■ **Set problem**:
Every entry below should be repeated exactly; the pictures should not.
◆ ◆ ◆ ◆ ◆
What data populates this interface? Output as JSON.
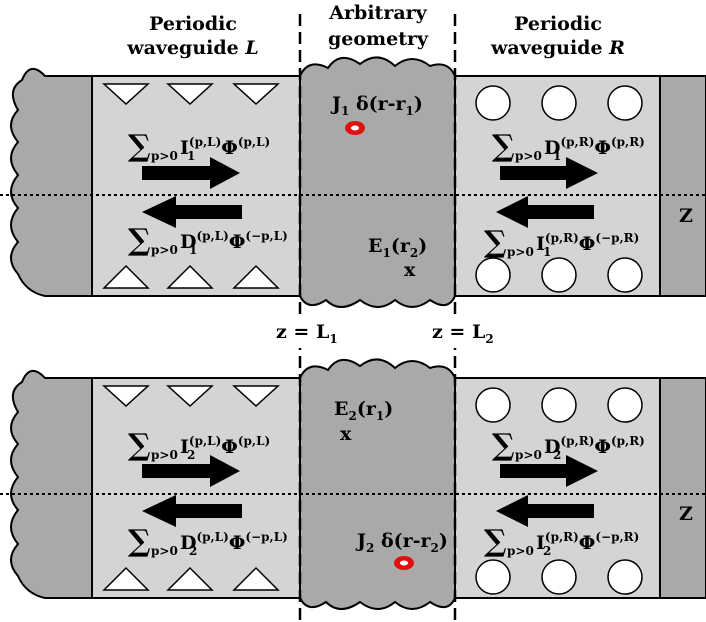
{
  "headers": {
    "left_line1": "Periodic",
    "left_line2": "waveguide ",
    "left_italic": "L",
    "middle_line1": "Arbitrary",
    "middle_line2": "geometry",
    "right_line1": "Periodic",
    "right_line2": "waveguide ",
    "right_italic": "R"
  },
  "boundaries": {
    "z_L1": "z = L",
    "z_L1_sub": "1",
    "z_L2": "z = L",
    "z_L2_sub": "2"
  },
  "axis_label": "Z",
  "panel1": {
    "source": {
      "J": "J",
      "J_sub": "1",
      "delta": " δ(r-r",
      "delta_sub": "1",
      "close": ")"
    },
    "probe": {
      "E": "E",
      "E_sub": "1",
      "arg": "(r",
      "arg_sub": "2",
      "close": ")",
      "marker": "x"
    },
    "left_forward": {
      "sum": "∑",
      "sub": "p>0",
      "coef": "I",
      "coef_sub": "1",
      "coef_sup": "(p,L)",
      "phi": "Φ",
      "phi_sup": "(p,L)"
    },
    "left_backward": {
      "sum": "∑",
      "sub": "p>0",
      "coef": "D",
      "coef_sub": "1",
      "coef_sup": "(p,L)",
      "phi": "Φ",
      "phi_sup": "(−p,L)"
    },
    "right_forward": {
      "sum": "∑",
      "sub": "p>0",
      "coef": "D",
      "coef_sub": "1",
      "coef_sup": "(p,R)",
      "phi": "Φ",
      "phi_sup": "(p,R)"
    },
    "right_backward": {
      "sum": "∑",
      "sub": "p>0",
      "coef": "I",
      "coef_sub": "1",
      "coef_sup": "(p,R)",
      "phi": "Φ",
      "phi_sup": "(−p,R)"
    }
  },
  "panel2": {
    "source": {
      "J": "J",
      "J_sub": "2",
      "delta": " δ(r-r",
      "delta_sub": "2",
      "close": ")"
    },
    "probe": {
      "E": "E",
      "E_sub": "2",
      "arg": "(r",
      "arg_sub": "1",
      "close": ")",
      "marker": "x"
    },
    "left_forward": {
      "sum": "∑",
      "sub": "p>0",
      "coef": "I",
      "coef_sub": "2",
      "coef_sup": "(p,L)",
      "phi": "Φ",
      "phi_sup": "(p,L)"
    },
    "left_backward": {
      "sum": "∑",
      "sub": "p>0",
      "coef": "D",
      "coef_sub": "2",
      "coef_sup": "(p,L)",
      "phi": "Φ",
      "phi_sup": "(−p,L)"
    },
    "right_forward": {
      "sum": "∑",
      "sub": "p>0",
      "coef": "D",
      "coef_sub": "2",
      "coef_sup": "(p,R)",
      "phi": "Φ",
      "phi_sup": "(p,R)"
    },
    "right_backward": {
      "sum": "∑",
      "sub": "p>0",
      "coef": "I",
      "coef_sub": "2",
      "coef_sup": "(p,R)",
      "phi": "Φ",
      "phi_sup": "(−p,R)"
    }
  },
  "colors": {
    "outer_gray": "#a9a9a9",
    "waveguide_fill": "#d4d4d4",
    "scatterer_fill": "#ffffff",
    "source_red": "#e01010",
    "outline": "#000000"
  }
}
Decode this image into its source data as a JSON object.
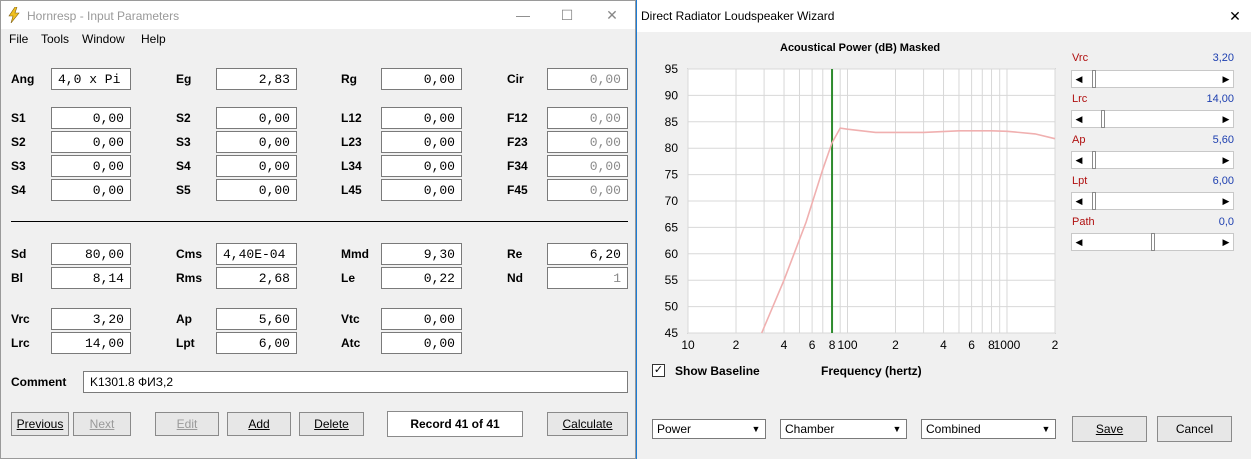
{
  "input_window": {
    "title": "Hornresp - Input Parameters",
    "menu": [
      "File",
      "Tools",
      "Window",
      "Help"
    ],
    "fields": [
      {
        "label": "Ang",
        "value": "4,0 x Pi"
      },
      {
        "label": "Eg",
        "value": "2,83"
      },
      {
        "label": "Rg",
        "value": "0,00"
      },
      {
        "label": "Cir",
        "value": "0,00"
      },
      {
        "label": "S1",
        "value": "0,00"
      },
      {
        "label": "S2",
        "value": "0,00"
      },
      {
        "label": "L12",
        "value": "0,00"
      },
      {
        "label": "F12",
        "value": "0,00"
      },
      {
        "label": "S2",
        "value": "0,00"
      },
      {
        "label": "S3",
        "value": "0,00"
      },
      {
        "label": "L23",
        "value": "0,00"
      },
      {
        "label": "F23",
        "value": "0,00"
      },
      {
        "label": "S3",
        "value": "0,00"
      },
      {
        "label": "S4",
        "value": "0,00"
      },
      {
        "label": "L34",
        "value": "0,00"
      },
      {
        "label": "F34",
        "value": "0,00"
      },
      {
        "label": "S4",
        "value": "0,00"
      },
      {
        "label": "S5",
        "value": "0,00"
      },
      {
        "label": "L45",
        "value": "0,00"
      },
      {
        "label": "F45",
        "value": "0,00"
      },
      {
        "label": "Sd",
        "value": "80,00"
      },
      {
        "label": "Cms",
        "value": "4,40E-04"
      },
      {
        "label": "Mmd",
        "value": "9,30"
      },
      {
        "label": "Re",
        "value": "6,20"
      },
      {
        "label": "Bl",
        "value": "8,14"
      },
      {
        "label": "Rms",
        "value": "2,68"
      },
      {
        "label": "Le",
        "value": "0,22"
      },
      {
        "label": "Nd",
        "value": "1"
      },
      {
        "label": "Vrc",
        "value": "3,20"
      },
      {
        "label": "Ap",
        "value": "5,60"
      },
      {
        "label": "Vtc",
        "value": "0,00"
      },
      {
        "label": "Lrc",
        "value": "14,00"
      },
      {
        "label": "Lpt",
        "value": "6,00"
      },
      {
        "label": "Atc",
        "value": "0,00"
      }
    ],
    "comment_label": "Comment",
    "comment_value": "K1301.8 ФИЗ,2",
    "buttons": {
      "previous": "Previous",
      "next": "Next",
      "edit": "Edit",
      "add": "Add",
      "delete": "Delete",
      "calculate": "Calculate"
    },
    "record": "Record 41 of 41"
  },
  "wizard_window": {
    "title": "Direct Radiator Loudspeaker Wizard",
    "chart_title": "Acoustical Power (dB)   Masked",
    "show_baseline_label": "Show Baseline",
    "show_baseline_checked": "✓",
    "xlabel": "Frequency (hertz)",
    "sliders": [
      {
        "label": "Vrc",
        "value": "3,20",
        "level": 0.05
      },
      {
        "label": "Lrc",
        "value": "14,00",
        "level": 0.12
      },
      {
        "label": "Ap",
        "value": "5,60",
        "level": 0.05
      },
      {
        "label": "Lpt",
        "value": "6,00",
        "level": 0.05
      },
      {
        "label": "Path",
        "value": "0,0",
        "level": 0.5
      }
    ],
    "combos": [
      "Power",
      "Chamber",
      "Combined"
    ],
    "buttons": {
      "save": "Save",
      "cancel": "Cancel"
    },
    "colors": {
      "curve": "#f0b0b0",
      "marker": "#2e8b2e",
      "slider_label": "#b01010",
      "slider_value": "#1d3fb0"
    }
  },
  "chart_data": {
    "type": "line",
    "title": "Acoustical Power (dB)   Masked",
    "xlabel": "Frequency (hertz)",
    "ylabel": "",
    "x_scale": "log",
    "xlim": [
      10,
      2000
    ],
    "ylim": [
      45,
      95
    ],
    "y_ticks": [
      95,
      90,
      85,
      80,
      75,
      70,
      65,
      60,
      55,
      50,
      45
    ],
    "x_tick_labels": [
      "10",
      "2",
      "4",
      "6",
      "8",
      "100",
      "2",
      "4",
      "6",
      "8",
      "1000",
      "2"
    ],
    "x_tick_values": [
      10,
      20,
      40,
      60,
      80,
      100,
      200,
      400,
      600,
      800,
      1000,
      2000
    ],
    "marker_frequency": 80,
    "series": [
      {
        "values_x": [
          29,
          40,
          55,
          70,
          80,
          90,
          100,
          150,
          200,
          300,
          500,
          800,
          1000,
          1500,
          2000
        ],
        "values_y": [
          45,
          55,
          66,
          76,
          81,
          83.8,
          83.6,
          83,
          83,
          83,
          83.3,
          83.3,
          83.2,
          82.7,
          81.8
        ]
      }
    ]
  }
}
◆ ◆ ◆ ◆ ◆
■ **Solution**:
What data populates this interface? Output as JSON.
{
  "headers": {
    "left_line1": "Periodic",
    "left_line2": "waveguide ",
    "left_italic": "L",
    "middle_line1": "Arbitrary",
    "middle_line2": "geometry",
    "right_line1": "Periodic",
    "right_line2": "waveguide ",
    "right_italic": "R"
  },
  "boundaries": {
    "z_L1": "z = L",
    "z_L1_sub": "1",
    "z_L2": "z = L",
    "z_L2_sub": "2"
  },
  "axis_label": "Z",
  "panel1": {
    "source": {
      "J": "J",
      "J_sub": "1",
      "delta": " δ(r-r",
      "delta_sub": "1",
      "close": ")"
    },
    "probe": {
      "E": "E",
      "E_sub": "1",
      "arg": "(r",
      "arg_sub": "2",
      "close": ")",
      "marker": "x"
    },
    "left_forward": {
      "sum": "∑",
      "sub": "p>0",
      "coef": "I",
      "coef_sub": "1",
      "coef_sup": "(p,L)",
      "phi": "Φ",
      "phi_sup": "(p,L)"
    },
    "left_backward": {
      "sum": "∑",
      "sub": "p>0",
      "coef": "D",
      "coef_sub": "1",
      "coef_sup": "(p,L)",
      "phi": "Φ",
      "phi_sup": "(−p,L)"
    },
    "right_forward": {
      "sum": "∑",
      "sub": "p>0",
      "coef": "D",
      "coef_sub": "1",
      "coef_sup": "(p,R)",
      "phi": "Φ",
      "phi_sup": "(p,R)"
    },
    "right_backward": {
      "sum": "∑",
      "sub": "p>0",
      "coef": "I",
      "coef_sub": "1",
      "coef_sup": "(p,R)",
      "phi": "Φ",
      "phi_sup": "(−p,R)"
    }
  },
  "panel2": {
    "source": {
      "J": "J",
      "J_sub": "2",
      "delta": " δ(r-r",
      "delta_sub": "2",
      "close": ")"
    },
    "probe": {
      "E": "E",
      "E_sub": "2",
      "arg": "(r",
      "arg_sub": "1",
      "close": ")",
      "marker": "x"
    },
    "left_forward": {
      "sum": "∑",
      "sub": "p>0",
      "coef": "I",
      "coef_sub": "2",
      "coef_sup": "(p,L)",
      "phi": "Φ",
      "phi_sup": "(p,L)"
    },
    "left_backward": {
      "sum": "∑",
      "sub": "p>0",
      "coef": "D",
      "coef_sub": "2",
      "coef_sup": "(p,L)",
      "phi": "Φ",
      "phi_sup": "(−p,L)"
    },
    "right_forward": {
      "sum": "∑",
      "sub": "p>0",
      "coef": "D",
      "coef_sub": "2",
      "coef_sup": "(p,R)",
      "phi": "Φ",
      "phi_sup": "(p,R)"
    },
    "right_backward": {
      "sum": "∑",
      "sub": "p>0",
      "coef": "I",
      "coef_sub": "2",
      "coef_sup": "(p,R)",
      "phi": "Φ",
      "phi_sup": "(−p,R)"
    }
  },
  "colors": {
    "outer_gray": "#a9a9a9",
    "waveguide_fill": "#d4d4d4",
    "scatterer_fill": "#ffffff",
    "source_red": "#e01010",
    "outline": "#000000"
  }
}
Decode this image into its source data as a JSON object.
{
  "input_window": {
    "title": "Hornresp - Input Parameters",
    "menu": [
      "File",
      "Tools",
      "Window",
      "Help"
    ],
    "fields": [
      {
        "label": "Ang",
        "value": "4,0 x Pi"
      },
      {
        "label": "Eg",
        "value": "2,83"
      },
      {
        "label": "Rg",
        "value": "0,00"
      },
      {
        "label": "Cir",
        "value": "0,00"
      },
      {
        "label": "S1",
        "value": "0,00"
      },
      {
        "label": "S2",
        "value": "0,00"
      },
      {
        "label": "L12",
        "value": "0,00"
      },
      {
        "label": "F12",
        "value": "0,00"
      },
      {
        "label": "S2",
        "value": "0,00"
      },
      {
        "label": "S3",
        "value": "0,00"
      },
      {
        "label": "L23",
        "value": "0,00"
      },
      {
        "label": "F23",
        "value": "0,00"
      },
      {
        "label": "S3",
        "value": "0,00"
      },
      {
        "label": "S4",
        "value": "0,00"
      },
      {
        "label": "L34",
        "value": "0,00"
      },
      {
        "label": "F34",
        "value": "0,00"
      },
      {
        "label": "S4",
        "value": "0,00"
      },
      {
        "label": "S5",
        "value": "0,00"
      },
      {
        "label": "L45",
        "value": "0,00"
      },
      {
        "label": "F45",
        "value": "0,00"
      },
      {
        "label": "Sd",
        "value": "80,00"
      },
      {
        "label": "Cms",
        "value": "4,40E-04"
      },
      {
        "label": "Mmd",
        "value": "9,30"
      },
      {
        "label": "Re",
        "value": "6,20"
      },
      {
        "label": "Bl",
        "value": "8,14"
      },
      {
        "label": "Rms",
        "value": "2,68"
      },
      {
        "label": "Le",
        "value": "0,22"
      },
      {
        "label": "Nd",
        "value": "1"
      },
      {
        "label": "Vrc",
        "value": "3,20"
      },
      {
        "label": "Ap",
        "value": "5,60"
      },
      {
        "label": "Vtc",
        "value": "0,00"
      },
      {
        "label": "Lrc",
        "value": "14,00"
      },
      {
        "label": "Lpt",
        "value": "6,00"
      },
      {
        "label": "Atc",
        "value": "0,00"
      }
    ],
    "comment_label": "Comment",
    "comment_value": "K1301.8 ФИЗ,2",
    "buttons": {
      "previous": "Previous",
      "next": "Next",
      "edit": "Edit",
      "add": "Add",
      "delete": "Delete",
      "calculate": "Calculate"
    },
    "record": "Record 41 of 41"
  },
  "wizard_window": {
    "title": "Direct Radiator Loudspeaker Wizard",
    "chart_title": "Acoustical Power (dB)   Masked",
    "show_baseline_label": "Show Baseline",
    "show_baseline_checked": "✓",
    "xlabel": "Frequency (hertz)",
    "sliders": [
      {
        "label": "Vrc",
        "value": "3,20",
        "level": 0.05
      },
      {
        "label": "Lrc",
        "value": "14,00",
        "level": 0.12
      },
      {
        "label": "Ap",
        "value": "5,60",
        "level": 0.05
      },
      {
        "label": "Lpt",
        "value": "6,00",
        "level": 0.05
      },
      {
        "label": "Path",
        "value": "0,0",
        "level": 0.5
      }
    ],
    "combos": [
      "Power",
      "Chamber",
      "Combined"
    ],
    "buttons": {
      "save": "Save",
      "cancel": "Cancel"
    },
    "colors": {
      "curve": "#f0b0b0",
      "marker": "#2e8b2e",
      "slider_label": "#b01010",
      "slider_value": "#1d3fb0"
    }
  },
  "chart_data": {
    "type": "line",
    "title": "Acoustical Power (dB)   Masked",
    "xlabel": "Frequency (hertz)",
    "ylabel": "",
    "x_scale": "log",
    "xlim": [
      10,
      2000
    ],
    "ylim": [
      45,
      95
    ],
    "y_ticks": [
      95,
      90,
      85,
      80,
      75,
      70,
      65,
      60,
      55,
      50,
      45
    ],
    "x_tick_labels": [
      "10",
      "2",
      "4",
      "6",
      "8",
      "100",
      "2",
      "4",
      "6",
      "8",
      "1000",
      "2"
    ],
    "x_tick_values": [
      10,
      20,
      40,
      60,
      80,
      100,
      200,
      400,
      600,
      800,
      1000,
      2000
    ],
    "marker_frequency": 80,
    "series": [
      {
        "values_x": [
          29,
          40,
          55,
          70,
          80,
          90,
          100,
          150,
          200,
          300,
          500,
          800,
          1000,
          1500,
          2000
        ],
        "values_y": [
          45,
          55,
          66,
          76,
          81,
          83.8,
          83.6,
          83,
          83,
          83,
          83.3,
          83.3,
          83.2,
          82.7,
          81.8
        ]
      }
    ]
  }
}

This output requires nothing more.